┌─ SUPPLIED MATERIAL

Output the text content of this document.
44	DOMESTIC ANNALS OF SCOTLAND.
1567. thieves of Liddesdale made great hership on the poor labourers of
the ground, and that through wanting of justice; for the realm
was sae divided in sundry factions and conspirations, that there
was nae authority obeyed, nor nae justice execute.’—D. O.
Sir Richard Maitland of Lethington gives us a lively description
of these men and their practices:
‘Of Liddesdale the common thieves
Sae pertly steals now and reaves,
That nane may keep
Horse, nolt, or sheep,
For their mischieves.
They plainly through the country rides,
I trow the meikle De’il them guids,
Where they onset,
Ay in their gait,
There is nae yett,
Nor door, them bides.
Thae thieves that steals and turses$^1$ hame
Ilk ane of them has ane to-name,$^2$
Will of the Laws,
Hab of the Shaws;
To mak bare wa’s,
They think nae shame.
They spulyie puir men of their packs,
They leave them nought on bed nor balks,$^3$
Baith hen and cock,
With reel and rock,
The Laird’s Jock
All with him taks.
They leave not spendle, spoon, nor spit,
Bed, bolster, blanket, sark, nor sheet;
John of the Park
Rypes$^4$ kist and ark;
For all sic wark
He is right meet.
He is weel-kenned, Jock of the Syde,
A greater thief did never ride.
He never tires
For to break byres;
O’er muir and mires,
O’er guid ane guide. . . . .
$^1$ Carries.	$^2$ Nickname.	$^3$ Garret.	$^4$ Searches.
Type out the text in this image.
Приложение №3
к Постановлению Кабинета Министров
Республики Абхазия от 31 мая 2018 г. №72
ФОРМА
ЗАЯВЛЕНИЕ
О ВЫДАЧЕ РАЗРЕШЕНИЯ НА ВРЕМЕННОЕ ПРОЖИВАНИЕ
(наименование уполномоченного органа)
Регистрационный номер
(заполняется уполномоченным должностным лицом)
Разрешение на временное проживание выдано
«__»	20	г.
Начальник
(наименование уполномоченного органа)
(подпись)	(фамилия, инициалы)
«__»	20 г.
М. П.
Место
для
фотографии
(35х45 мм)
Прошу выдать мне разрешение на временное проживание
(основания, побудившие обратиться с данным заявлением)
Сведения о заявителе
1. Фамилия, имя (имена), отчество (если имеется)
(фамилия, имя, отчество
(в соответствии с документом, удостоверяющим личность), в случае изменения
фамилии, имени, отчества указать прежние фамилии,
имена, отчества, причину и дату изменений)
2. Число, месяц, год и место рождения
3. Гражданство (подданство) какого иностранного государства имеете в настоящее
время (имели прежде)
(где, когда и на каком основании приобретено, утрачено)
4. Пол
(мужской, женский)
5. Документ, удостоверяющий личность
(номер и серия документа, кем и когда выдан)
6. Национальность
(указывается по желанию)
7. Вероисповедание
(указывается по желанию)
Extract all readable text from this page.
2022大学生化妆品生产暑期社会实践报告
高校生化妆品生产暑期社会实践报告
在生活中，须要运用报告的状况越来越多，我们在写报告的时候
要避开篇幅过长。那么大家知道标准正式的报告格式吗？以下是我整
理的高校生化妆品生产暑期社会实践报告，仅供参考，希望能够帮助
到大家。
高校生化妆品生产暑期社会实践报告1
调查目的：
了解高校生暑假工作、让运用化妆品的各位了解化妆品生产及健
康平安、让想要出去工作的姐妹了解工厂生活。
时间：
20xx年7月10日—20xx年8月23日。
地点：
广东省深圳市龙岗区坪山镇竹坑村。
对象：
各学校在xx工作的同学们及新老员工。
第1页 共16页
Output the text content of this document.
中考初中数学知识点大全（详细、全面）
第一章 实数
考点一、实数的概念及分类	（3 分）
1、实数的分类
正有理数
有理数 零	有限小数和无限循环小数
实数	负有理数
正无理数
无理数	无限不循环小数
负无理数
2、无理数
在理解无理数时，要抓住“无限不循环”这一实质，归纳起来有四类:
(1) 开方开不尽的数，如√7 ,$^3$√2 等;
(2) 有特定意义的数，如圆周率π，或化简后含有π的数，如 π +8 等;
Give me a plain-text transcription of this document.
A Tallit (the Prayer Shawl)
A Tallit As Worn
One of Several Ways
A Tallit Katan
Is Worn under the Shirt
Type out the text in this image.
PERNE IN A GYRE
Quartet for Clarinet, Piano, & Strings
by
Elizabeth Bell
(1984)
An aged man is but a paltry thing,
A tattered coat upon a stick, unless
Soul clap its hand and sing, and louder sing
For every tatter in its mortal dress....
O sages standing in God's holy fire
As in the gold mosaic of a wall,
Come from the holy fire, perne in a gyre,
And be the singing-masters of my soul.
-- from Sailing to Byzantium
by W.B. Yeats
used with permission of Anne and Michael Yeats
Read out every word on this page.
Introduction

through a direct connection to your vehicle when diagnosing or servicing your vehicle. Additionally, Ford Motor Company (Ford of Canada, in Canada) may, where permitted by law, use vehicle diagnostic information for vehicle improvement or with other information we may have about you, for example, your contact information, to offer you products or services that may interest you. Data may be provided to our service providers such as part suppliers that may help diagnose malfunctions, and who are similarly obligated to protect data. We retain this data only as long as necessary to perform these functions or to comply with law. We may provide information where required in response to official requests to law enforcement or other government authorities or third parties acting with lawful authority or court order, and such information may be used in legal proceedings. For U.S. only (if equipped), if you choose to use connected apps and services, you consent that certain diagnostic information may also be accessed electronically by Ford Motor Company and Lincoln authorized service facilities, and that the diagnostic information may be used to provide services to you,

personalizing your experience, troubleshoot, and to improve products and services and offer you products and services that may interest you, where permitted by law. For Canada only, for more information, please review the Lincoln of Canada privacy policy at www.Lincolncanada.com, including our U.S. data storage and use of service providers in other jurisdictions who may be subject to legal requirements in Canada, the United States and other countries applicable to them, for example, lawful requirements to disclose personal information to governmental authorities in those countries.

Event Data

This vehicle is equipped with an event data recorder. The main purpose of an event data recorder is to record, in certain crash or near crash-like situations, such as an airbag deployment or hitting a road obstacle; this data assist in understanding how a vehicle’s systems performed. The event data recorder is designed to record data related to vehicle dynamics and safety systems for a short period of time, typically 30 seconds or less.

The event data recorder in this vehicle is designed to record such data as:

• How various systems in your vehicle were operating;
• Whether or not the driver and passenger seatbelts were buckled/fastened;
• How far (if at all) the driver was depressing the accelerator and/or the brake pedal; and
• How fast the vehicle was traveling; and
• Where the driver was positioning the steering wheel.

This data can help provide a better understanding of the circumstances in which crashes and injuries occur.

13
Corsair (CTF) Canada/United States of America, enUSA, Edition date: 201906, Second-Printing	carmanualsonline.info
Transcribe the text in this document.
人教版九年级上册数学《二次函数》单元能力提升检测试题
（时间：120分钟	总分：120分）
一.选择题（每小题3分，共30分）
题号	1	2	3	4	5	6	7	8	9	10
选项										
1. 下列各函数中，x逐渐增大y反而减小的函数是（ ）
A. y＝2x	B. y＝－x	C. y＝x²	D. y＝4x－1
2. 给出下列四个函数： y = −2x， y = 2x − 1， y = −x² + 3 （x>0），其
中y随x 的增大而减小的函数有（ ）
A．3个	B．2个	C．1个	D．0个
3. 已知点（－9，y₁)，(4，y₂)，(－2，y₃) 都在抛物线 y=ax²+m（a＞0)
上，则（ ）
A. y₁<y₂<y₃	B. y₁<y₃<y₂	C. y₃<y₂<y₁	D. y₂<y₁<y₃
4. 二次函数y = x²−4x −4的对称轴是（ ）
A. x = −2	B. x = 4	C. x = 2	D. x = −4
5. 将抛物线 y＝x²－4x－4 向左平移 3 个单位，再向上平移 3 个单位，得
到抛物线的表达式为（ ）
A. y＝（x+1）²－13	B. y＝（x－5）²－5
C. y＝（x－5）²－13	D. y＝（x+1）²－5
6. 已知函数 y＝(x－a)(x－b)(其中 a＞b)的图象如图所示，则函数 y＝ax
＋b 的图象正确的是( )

└─

EXERCISE REQUIREMENTS:
Check each line of the records for "page" and copy the ones that contain it.

ANSWER IN FULL:
Extract all readable text from this page.
Read out every word on this page.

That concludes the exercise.